| 文書抜粋 |
盗撮(迷惑行為防止条例違反)事件で自首をすべきかどうかという相談


2022年09月21日刑事弁護

弁護士ドットコムで頻出の相談ですので、現時点での私の考え方を記載します。

最近は、弁護士事務所の広告で、「逮捕されるかもしれない」「職場に来るかもしれない」などといって強く自首を勧める例も見られます。

 

私も、弁護士の都合だけでいえば、アドバイスは「自首しなさい」の一択だと思います。

その理由としては5つ考えられます。

1 自首しなかった場合に、後日発覚したら弁護士のアドバイスについて責任を問われる危険がある。

2 自首したことで処罰されても本人の責任であり、自首しなければ発覚しなかったかどうかはわからない。

3 自首を勧めておかないと、犯罪の隠蔽に加担したという社会的非難を浴びかねない(積極的に自首を阻止した場合には、犯人隠避罪といわれる危険すらある)。

4 自首同行で弁護士費用をもらえる。

5 (被害者不明の事案では)弁護士が何もしないでも不起訴(不送致)になることもある。

 

ただ、これらの理由は、あくまで弁護士の都合でしかないです。相談者本人の人生に寄り添ったものではありません。

盗撮事件は、刑罰という意味では小さな事件ですが、交通事故などよりはるかに周囲の人からの信用を失わせるものですし、社会的地位を失わせることもあります。身元引受人となる家族の心にも深い傷を残します。様々な検討をした上で、自首をしないという決断をして、そのまま事件とならなかった人もいます。公訴時効は3年間です。悪いことをしたのだから、とにかく自首すべきだという弁護士もいるようですが、私は自首しないという判断も責められないと思っています。自首すれば、確かに逮捕される可能性は減りますが、他に知られる可能性も出てきますし、人生のかかった判断になります。

盗撮事件は簡単な事件だと考えられる方もいますが、私はそうではないと思っています。犯行地の条例について正確に把握した上で、捜査機関がどう動くのか、自首した場合にどういった社会的制裁がありえるのかといったことについても見通しを立てた上で検討しなければいけません。弁護士として出来ることは、経験や知識を踏まえて、考えられる可能性の大小について相談者に判断材料を示すことだけです。その上でどうするかは相談者自身で決めないといけないことです。家族と一緒に追い詰められた表情で来所される方もいます。なるべく親身に対応するように意識しています。

なお、自首の事案で弁護士が事情聴取に立ち会えるという記載をしているホームページも見かけましたが、私の経験上は認められたことはないです。弁護士が別室で話を聞かれたことはあります。もし、立ち会えるという説明をする弁護士がいたら、実際に立ち会えたことがあるのか確認をした方がいいでしょう。

| データセット項目 |
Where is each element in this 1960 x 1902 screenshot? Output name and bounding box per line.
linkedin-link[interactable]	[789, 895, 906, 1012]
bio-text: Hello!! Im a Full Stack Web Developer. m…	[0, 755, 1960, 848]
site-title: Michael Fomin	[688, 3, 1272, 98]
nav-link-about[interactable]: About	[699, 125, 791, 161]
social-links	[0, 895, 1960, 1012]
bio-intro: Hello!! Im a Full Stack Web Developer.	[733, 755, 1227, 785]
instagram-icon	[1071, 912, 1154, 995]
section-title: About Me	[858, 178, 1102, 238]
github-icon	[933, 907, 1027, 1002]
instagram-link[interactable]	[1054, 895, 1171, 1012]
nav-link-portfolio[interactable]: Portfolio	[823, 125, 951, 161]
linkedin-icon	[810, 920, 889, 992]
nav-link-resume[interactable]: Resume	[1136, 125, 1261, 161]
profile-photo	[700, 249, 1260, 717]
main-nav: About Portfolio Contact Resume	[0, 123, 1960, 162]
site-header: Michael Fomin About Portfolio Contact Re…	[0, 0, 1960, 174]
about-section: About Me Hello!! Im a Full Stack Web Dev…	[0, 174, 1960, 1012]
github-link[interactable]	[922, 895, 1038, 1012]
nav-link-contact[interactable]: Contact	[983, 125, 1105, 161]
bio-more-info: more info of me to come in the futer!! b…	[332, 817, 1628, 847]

| 作業依頼 |
a. 自首に関する文書について、次の問いに答えてください。
(i) 文書に記された公訴時効の期間は何年か。
(ii) 文書に記載された日付はいつか。
(iii) 自首の事案で弁護士が事情聴取に立ち会うことについて、筆者の経験上はどうだったか。
b. 自首に関する文書が、弁護士の都合から自首を勧める理由として挙げているものをすべて列挙してください。
c. 次の各記述が自首に関する文書の内容と一致するかどうかを、はい・いいえで答えてください。判断の根拠となる文書の語句をそのまま引用すること。
(i) 筆者は、自首しないという判断も責められないと考えている。
(ii) 筆者は、盗撮事件を簡単な事件だと考えている。
(iii) 自首すれば、逮捕される可能性は減る。

| 想定解答 |
a.
(i) 3年間。
(ii) 2022年09月21日。
(iii) 立ち会いが認められたことはない。ただし、弁護士が別室で話を聞かれたことはある。

b.
1. 自首しなかった場合に、後日発覚したら弁護士のアドバイスについて責任を問われる危険がある。
2. 自首したことで処罰されても本人の責任であり、自首しなければ発覚しなかったかどうかはわからない。
3. 自首を勧めておかないと、犯罪の隠蔽に加担したという社会的非難を浴びかねない(積極的に自首を阻止した場合には、犯人隠避罪といわれる危険すらある)。
4. 自首同行で弁護士費用をもらえる。
5. (被害者不明の事案では)弁護士が何もしないでも不起訴(不送致)になることもある。

c.
(i) はい。「私は自首しないという判断も責められないと思っています」
(ii) いいえ。「盗撮事件は簡単な事件だと考えられる方もいますが、私はそうではないと思っています」
(iii) はい。「自首すれば、確かに逮捕される可能性は減りますが」